-- START OF MATERIAL FOR THIS TASK --

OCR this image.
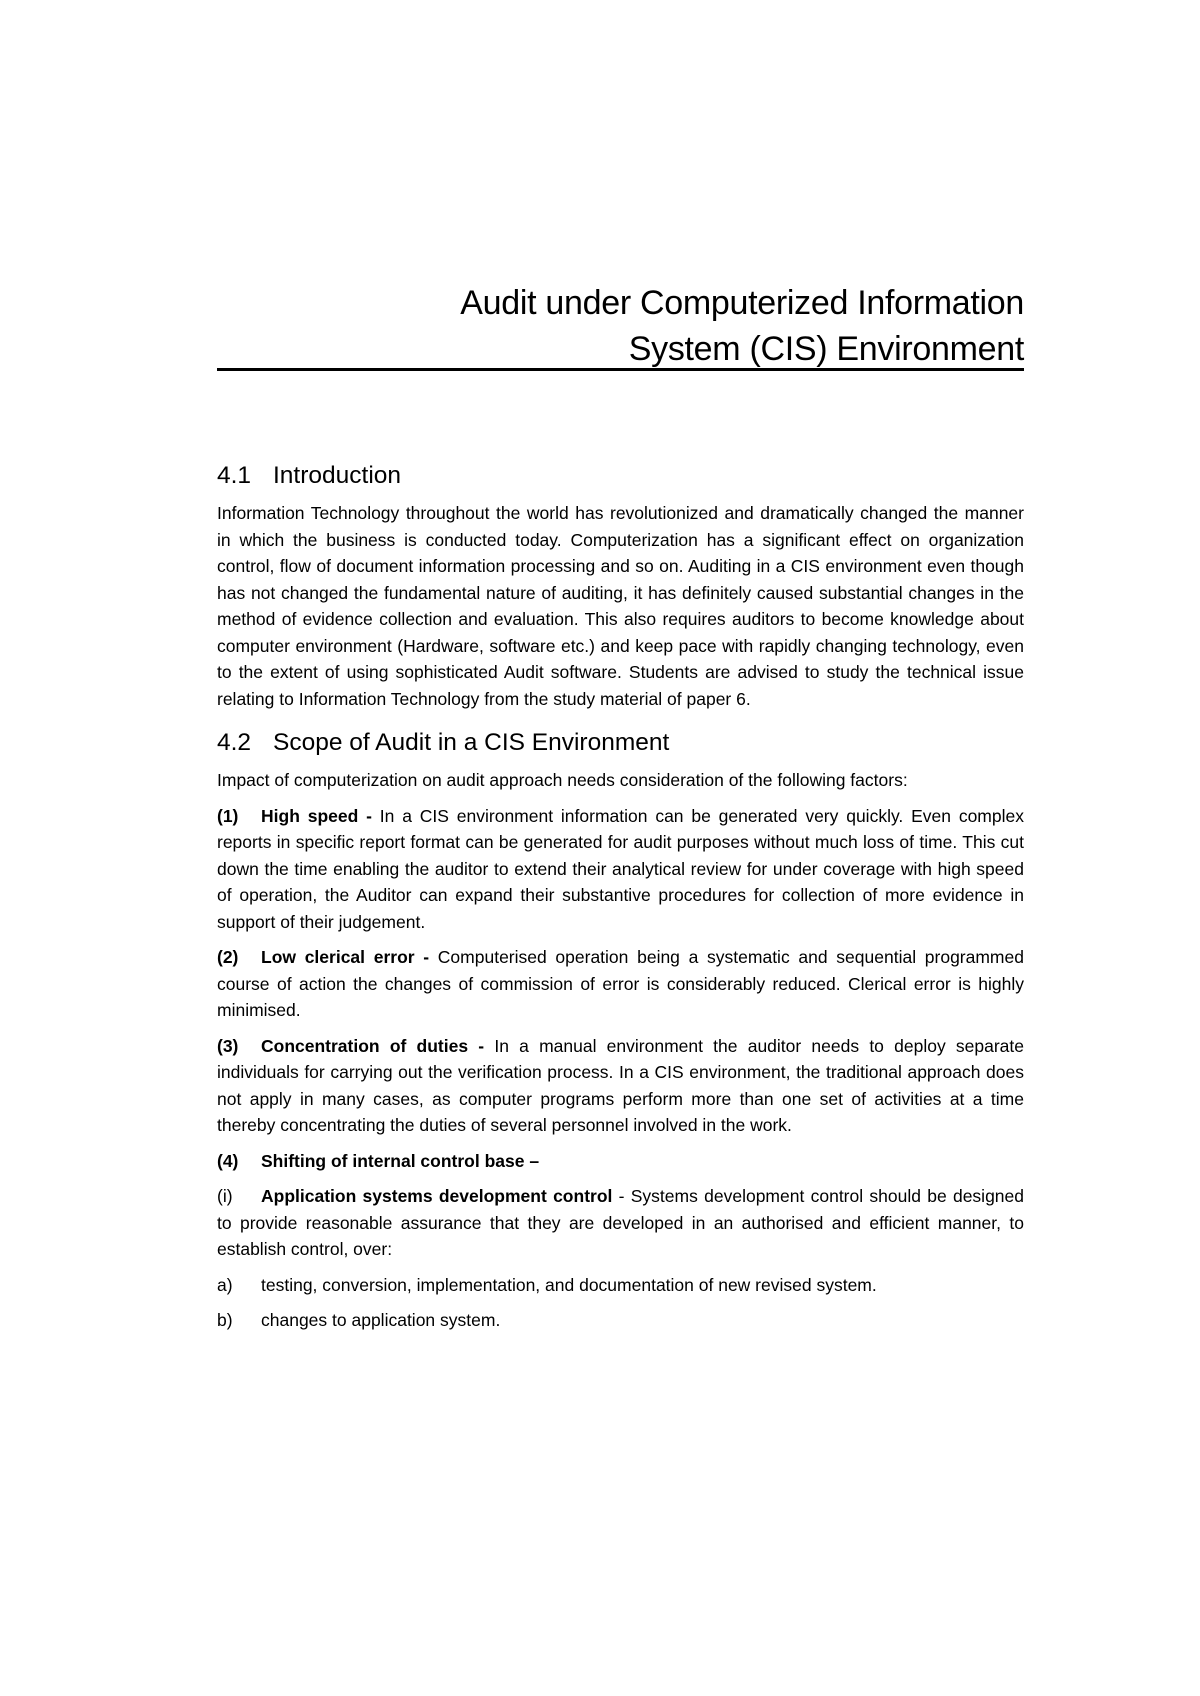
Audit under Computerized Information
System (CIS) Environment
4.1 Introduction

Information Technology throughout the world has revolutionized and dramatically changed the manner in which the business is conducted today. Computerization has a significant effect on organization control, flow of document information processing and so on. Auditing in a CIS environment even though has not changed the fundamental nature of auditing, it has definitely caused substantial changes in the method of evidence collection and evaluation. This also requires auditors to become knowledge about computer environment (Hardware, software etc.) and keep pace with rapidly changing technology, even to the extent of using sophisticated Audit software. Students are advised to study the technical issue relating to Information Technology from the study material of paper 6.

4.2 Scope of Audit in a CIS Environment

Impact of computerization on audit approach needs consideration of the following factors:

(1) High speed - In a CIS environment information can be generated very quickly. Even complex reports in specific report format can be generated for audit purposes without much loss of time. This cut down the time enabling the auditor to extend their analytical review for under coverage with high speed of operation, the Auditor can expand their substantive procedures for collection of more evidence in support of their judgement.

(2) Low clerical error - Computerised operation being a systematic and sequential programmed course of action the changes of commission of error is considerably reduced. Clerical error is highly minimised.

(3) Concentration of duties - In a manual environment the auditor needs to deploy separate individuals for carrying out the verification process. In a CIS environment, the traditional approach does not apply in many cases, as computer programs perform more than one set of activities at a time thereby concentrating the duties of several personnel involved in the work.

(4) Shifting of internal control base –

(i) Application systems development control - Systems development control should be designed to provide reasonable assurance that they are developed in an authorised and efficient manner, to establish control, over:

a)	testing, conversion, implementation, and documentation of new revised system.
b)	changes to application system.
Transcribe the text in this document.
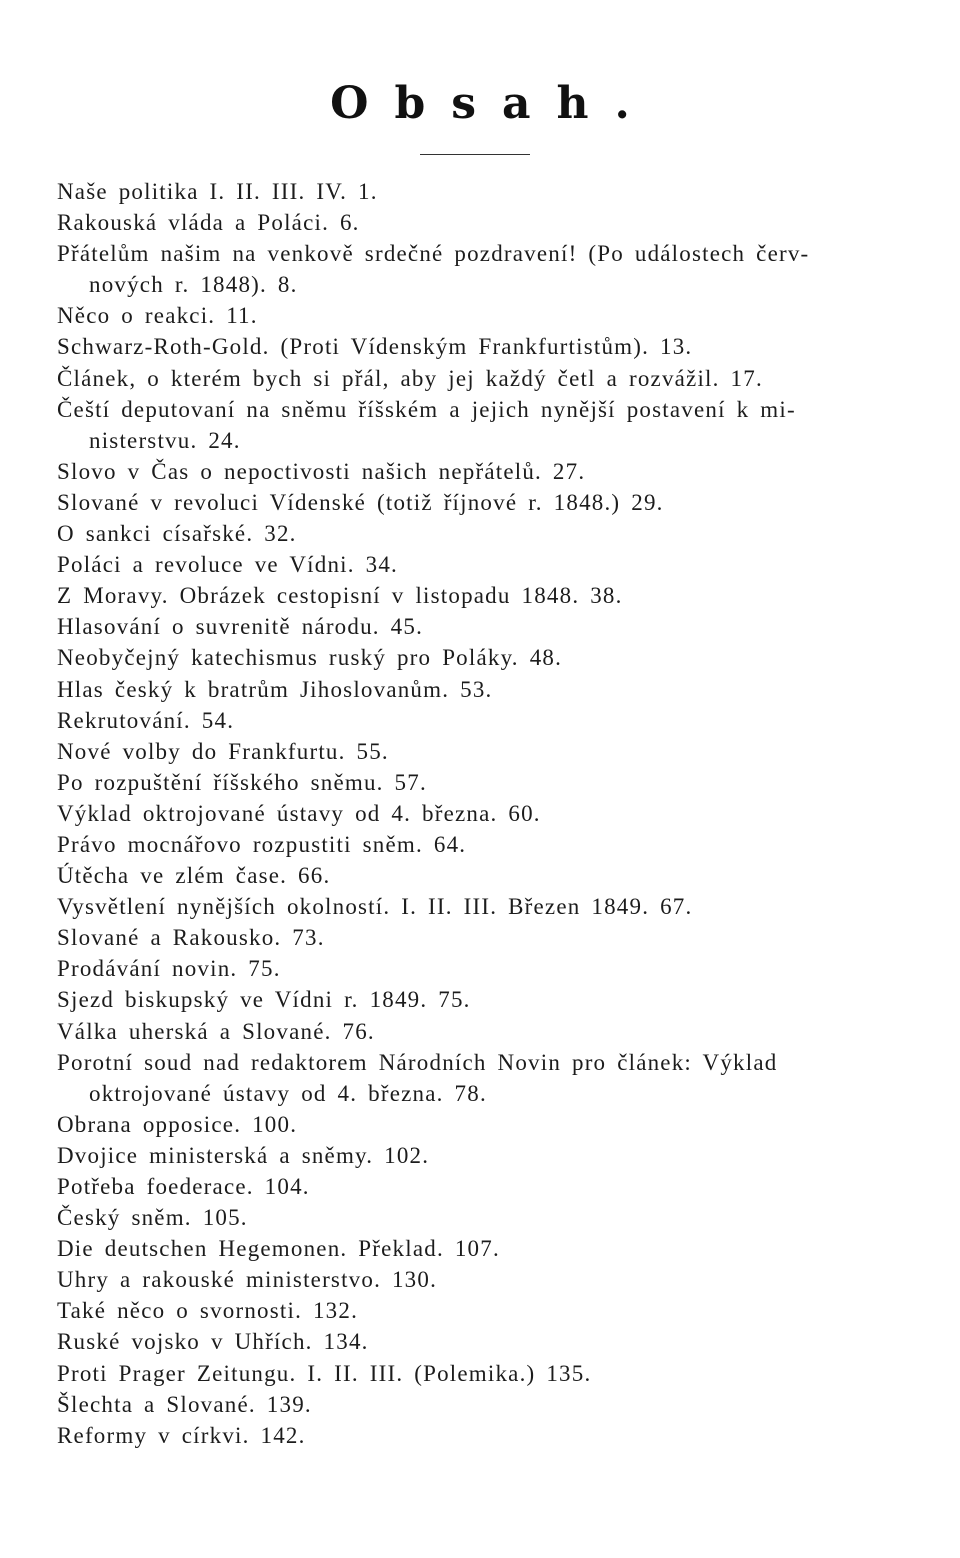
Obsah.
Naše politika I. II. III. IV. 1.
Rakouská vláda a Poláci. 6.
Přátelům našim na venkově srdečné pozdravení! (Po událostech červ-
nových r. 1848). 8.
Něco o reakci. 11.
Schwarz-Roth-Gold. (Proti Vídenským Frankfurtistům). 13.
Článek, o kterém bych si přál, aby jej každý četl a rozvážil. 17.
Čeští deputovaní na sněmu říšském a jejich nynější postavení k mi-
nisterstvu. 24.
Slovo v Čas o nepoctivosti našich nepřátelů. 27.
Slované v revoluci Vídenské (totiž říjnové r. 1848.) 29.
O sankci císařské. 32.
Poláci a revoluce ve Vídni. 34.
Z Moravy. Obrázek cestopisní v listopadu 1848. 38.
Hlasování o suvrenitě národu. 45.
Neobyčejný katechismus ruský pro Poláky. 48.
Hlas český k bratrům Jihoslovanům. 53.
Rekrutování. 54.
Nové volby do Frankfurtu. 55.
Po rozpuštění říšského sněmu. 57.
Výklad oktrojované ústavy od 4. března. 60.
Právo mocnářovo rozpustiti sněm. 64.
Útěcha ve zlém čase. 66.
Vysvětlení nynějších okolností. I. II. III. Březen 1849. 67.
Slované a Rakousko. 73.
Prodávání novin. 75.
Sjezd biskupský ve Vídni r. 1849. 75.
Válka uherská a Slované. 76.
Porotní soud nad redaktorem Národních Novin pro článek: Výklad
oktrojované ústavy od 4. března. 78.
Obrana opposice. 100.
Dvojice ministerská a sněmy. 102.
Potřeba foederace. 104.
Český sněm. 105.
Die deutschen Hegemonen. Překlad. 107.
Uhry a rakouské ministerstvo. 130.
Také něco o svornosti. 132.
Ruské vojsko v Uhřích. 134.
Proti Prager Zeitungu. I. II. III. (Polemika.) 135.
Šlechta a Slované. 139.
Reformy v církvi. 142.
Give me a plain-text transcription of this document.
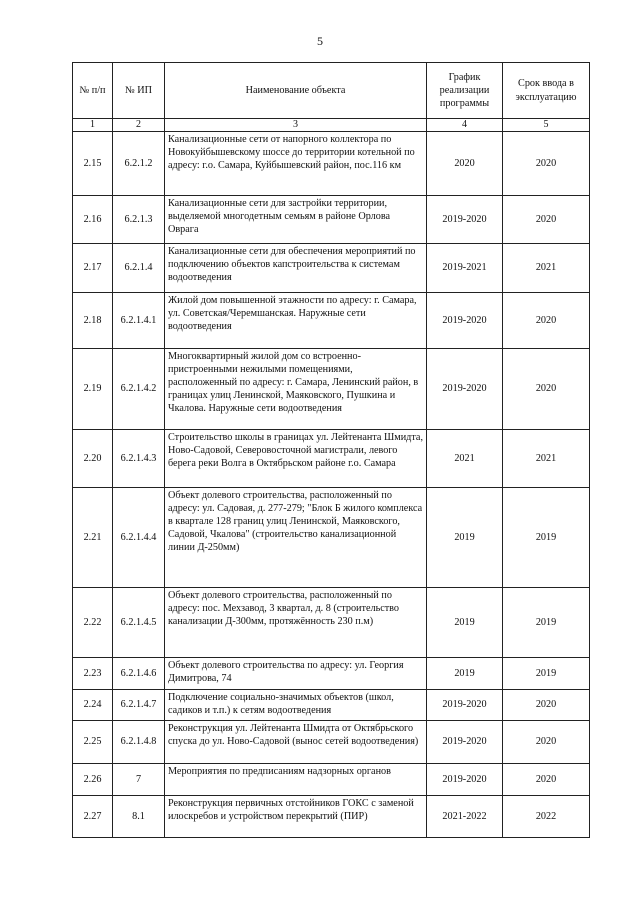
5
№ п/п	№ ИП	Наименование объекта	График реализации программы	Срок ввода в эксплуатацию
1	2	3	4	5
2.15	6.2.1.2	Канализационные сети от напорного коллектора по Новокуйбышевскому шоссе до территории котельной по адресу: г.о. Самара, Куйбышевский район, пос.116 км	2020	2020
2.16	6.2.1.3	Канализационные сети для застройки территории, выделяемой многодетным семьям в районе Орлова Оврага	2019-2020	2020
2.17	6.2.1.4	Канализационные сети для обеспечения мероприятий по подключению объектов капстроительства к системам водоотведения	2019-2021	2021
2.18	6.2.1.4.1	Жилой дом повышенной этажности по адресу: г. Самара, ул. Советская/Черемшанская. Наружные сети водоотведения	2019-2020	2020
2.19	6.2.1.4.2	Многоквартирный жилой дом со встроенно-пристроенными нежилыми помещениями, расположенный по адресу: г. Самара, Ленинский район, в границах улиц Ленинской, Маяковского, Пушкина и Чкалова. Наружные сети водоотведения	2019-2020	2020
2.20	6.2.1.4.3	Строительство школы в границах ул. Лейтенанта Шмидта, Ново-Садовой, Северовосточной магистрали, левого берега реки Волга в Октябрьском районе г.о. Самара	2021	2021
2.21	6.2.1.4.4	Объект долевого строительства, расположенный по адресу: ул. Садовая, д. 277-279; "Блок Б жилого комплекса в квартале 128 границ улиц Ленинской, Маяковского, Садовой, Чкалова" (строительство канализационной линии Д-250мм)	2019	2019
2.22	6.2.1.4.5	Объект долевого строительства, расположенный по адресу: пос. Мехзавод, 3 квартал, д. 8 (строительство канализации Д-300мм, протяжённость 230 п.м)	2019	2019
2.23	6.2.1.4.6	Объект долевого строительства по адресу: ул. Георгия Димитрова, 74	2019	2019
2.24	6.2.1.4.7	Подключение социально-значимых объектов (школ, садиков и т.п.) к сетям водоотведения	2019-2020	2020
2.25	6.2.1.4.8	Реконструкция ул. Лейтенанта Шмидта от Октябрьского спуска до ул. Ново-Садовой (вынос сетей водоотведения)	2019-2020	2020
2.26	7	Мероприятия по предписаниям надзорных органов	2019-2020	2020
2.27	8.1	Реконструкция первичных отстойников ГОКС с заменой илоскребов и устройством перекрытий (ПИР)	2021-2022	2022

-- END OF MATERIAL FOR THIS TASK --

In the material above, find each line that contains the word "operation", and select it.

- RESPONSE TO THIS TASK:
(1) High speed - In a CIS environment information can be generated very quickly. Even complex reports in specific report format can be generated for audit purposes without much loss of time. This cut down the time enabling the auditor to extend their analytical review for under coverage with high speed of operation, the Auditor can expand their substantive procedures for collection of more evidence in support of their judgement.
(2) Low clerical error - Computerised operation being a systematic and sequential programmed course of action the changes of commission of error is considerably reduced. Clerical error is highly minimised.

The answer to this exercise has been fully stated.